> **Work instructions**: In the entries below, find every line holding the string "clone" and collect it.

━━━

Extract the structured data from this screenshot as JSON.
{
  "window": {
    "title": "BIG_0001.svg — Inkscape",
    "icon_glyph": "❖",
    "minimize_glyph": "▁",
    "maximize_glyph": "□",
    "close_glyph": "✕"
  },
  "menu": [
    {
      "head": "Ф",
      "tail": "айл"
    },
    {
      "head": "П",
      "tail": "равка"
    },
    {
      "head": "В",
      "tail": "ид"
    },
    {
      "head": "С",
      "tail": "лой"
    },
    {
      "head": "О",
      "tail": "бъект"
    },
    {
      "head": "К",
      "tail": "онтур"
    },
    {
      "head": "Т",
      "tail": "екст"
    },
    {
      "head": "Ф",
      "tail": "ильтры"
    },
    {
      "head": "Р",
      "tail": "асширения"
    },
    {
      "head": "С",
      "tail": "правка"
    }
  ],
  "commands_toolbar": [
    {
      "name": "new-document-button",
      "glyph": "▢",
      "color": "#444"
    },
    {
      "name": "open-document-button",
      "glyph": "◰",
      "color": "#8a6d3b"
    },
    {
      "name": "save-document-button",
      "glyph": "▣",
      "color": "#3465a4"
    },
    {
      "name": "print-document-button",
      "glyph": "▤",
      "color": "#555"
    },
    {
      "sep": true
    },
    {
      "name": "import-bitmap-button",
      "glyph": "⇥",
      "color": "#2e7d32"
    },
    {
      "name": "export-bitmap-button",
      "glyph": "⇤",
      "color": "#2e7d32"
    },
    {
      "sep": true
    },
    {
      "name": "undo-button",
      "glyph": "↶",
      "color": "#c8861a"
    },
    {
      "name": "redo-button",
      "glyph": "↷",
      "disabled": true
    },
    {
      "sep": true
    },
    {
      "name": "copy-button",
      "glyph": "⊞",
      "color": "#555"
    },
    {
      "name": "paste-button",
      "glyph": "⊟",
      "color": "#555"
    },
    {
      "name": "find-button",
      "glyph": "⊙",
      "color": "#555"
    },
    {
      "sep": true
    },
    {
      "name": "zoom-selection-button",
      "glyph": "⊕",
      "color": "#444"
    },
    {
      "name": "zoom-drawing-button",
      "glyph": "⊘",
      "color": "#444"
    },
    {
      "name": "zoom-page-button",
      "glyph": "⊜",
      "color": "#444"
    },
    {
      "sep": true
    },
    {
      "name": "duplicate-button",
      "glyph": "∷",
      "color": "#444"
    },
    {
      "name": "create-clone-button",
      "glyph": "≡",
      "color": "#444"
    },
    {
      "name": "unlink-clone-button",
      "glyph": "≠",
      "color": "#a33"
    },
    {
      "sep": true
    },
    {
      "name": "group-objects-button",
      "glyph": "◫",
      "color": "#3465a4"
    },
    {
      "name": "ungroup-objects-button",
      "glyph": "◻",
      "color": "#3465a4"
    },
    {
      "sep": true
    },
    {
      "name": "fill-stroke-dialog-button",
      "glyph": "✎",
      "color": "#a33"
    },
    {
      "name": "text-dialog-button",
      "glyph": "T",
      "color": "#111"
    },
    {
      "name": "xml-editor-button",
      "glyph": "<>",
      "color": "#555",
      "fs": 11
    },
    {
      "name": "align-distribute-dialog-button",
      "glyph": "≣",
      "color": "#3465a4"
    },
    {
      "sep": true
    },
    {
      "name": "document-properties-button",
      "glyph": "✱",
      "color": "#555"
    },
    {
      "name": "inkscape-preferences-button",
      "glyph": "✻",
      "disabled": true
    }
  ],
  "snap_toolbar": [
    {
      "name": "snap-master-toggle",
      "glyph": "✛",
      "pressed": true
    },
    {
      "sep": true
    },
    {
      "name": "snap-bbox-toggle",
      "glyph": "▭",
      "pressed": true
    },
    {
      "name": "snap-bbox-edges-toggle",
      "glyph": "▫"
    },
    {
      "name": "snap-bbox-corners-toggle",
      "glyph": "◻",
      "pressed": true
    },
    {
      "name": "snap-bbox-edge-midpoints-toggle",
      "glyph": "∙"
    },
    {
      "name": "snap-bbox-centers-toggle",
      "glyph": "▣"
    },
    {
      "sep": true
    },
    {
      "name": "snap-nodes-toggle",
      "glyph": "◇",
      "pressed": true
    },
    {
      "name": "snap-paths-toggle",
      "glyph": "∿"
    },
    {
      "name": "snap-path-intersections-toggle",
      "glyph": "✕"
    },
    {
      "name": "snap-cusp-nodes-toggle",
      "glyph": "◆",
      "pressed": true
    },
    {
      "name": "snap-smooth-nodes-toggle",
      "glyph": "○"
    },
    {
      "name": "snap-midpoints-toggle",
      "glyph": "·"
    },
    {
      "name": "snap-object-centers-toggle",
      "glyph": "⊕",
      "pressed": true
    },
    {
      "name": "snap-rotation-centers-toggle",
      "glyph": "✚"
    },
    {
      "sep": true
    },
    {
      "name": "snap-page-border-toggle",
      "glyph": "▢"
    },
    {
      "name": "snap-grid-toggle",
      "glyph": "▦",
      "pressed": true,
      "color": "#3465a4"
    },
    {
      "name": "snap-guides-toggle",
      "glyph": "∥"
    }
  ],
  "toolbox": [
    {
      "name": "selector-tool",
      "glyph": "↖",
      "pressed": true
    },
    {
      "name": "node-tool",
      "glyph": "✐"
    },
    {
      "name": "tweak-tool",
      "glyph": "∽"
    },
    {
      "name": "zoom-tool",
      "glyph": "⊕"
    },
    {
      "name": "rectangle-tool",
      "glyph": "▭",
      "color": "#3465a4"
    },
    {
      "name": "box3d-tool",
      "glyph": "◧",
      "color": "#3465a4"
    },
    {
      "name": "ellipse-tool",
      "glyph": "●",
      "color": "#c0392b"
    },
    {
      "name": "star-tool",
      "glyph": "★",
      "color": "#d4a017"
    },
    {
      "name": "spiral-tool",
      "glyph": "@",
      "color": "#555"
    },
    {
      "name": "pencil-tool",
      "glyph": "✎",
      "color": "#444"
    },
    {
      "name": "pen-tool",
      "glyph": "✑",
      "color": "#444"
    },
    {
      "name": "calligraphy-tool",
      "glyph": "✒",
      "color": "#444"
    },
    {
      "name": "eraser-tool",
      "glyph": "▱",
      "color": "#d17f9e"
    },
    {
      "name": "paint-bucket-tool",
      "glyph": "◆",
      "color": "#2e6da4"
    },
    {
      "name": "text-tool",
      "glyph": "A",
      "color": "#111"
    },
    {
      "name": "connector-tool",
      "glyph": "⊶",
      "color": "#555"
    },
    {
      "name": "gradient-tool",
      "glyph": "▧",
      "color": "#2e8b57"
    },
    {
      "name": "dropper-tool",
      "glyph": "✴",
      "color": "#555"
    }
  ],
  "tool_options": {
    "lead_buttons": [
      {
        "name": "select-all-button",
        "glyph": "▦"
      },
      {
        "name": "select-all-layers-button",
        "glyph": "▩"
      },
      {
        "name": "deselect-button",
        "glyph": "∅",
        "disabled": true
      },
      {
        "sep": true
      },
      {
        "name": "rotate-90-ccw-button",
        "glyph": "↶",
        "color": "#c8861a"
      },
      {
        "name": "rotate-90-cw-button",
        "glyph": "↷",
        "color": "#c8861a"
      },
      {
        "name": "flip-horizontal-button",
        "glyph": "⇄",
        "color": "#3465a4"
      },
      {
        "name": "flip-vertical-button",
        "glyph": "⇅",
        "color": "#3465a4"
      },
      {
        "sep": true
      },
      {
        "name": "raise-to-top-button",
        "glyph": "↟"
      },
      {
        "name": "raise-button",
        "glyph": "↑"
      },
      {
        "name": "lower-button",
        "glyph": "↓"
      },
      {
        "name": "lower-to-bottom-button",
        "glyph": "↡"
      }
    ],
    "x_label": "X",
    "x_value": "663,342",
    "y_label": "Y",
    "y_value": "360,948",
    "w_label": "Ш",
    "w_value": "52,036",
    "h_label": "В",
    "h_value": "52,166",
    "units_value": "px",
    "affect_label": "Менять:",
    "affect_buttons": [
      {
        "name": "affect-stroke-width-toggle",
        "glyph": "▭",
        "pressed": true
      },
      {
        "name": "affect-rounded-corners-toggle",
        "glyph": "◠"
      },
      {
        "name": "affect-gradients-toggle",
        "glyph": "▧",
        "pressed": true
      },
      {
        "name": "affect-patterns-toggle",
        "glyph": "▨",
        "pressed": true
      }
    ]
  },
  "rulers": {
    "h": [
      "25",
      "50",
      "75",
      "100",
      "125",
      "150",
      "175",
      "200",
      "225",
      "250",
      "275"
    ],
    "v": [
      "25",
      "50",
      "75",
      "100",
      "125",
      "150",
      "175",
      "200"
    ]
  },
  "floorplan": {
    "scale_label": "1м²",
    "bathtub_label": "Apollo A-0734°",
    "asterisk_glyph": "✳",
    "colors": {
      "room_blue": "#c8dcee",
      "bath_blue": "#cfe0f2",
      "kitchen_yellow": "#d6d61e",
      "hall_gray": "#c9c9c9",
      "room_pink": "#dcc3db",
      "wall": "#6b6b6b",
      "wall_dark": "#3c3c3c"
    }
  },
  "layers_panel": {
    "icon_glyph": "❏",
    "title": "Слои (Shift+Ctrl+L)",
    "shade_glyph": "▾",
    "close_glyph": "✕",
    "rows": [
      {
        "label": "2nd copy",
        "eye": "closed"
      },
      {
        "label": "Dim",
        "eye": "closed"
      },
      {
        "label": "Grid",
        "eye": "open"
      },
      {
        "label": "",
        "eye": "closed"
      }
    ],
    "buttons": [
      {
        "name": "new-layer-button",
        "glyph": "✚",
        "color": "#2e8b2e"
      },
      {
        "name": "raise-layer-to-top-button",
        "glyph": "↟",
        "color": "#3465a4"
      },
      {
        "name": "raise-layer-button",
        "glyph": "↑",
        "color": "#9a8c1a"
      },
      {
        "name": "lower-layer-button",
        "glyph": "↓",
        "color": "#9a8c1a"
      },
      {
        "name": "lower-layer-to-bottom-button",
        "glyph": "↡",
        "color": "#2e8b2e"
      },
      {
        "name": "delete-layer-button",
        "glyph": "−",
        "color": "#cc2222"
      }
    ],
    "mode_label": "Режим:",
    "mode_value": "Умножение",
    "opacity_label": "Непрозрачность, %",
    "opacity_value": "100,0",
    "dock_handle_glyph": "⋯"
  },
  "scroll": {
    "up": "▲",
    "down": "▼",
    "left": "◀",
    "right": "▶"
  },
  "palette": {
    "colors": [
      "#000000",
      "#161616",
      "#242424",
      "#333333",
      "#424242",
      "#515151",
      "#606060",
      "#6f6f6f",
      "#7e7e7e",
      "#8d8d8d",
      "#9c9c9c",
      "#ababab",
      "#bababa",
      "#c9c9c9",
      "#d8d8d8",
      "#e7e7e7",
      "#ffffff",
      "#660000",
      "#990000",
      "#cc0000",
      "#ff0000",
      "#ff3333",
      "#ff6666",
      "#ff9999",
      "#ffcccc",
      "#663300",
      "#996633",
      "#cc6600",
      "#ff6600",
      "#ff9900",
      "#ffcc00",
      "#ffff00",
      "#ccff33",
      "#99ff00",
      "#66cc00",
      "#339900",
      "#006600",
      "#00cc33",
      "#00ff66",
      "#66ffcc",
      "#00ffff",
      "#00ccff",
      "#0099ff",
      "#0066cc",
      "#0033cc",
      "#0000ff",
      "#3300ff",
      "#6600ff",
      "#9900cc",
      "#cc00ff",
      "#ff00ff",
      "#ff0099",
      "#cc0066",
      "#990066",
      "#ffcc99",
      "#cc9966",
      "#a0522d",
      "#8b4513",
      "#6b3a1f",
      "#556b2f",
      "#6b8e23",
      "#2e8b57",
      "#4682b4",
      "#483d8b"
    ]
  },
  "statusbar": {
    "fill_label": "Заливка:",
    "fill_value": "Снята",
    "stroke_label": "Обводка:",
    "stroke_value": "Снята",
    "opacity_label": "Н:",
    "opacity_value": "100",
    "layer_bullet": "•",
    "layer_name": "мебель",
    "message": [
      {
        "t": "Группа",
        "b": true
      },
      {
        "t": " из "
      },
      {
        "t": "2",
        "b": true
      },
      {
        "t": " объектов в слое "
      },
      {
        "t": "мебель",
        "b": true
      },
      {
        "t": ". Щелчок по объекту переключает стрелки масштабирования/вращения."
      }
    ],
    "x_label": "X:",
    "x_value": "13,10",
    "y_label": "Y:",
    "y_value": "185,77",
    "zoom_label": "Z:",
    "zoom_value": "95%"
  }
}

━━━

> **Answer to the task**:
      "name": "create-clone-button",
      "name": "unlink-clone-button",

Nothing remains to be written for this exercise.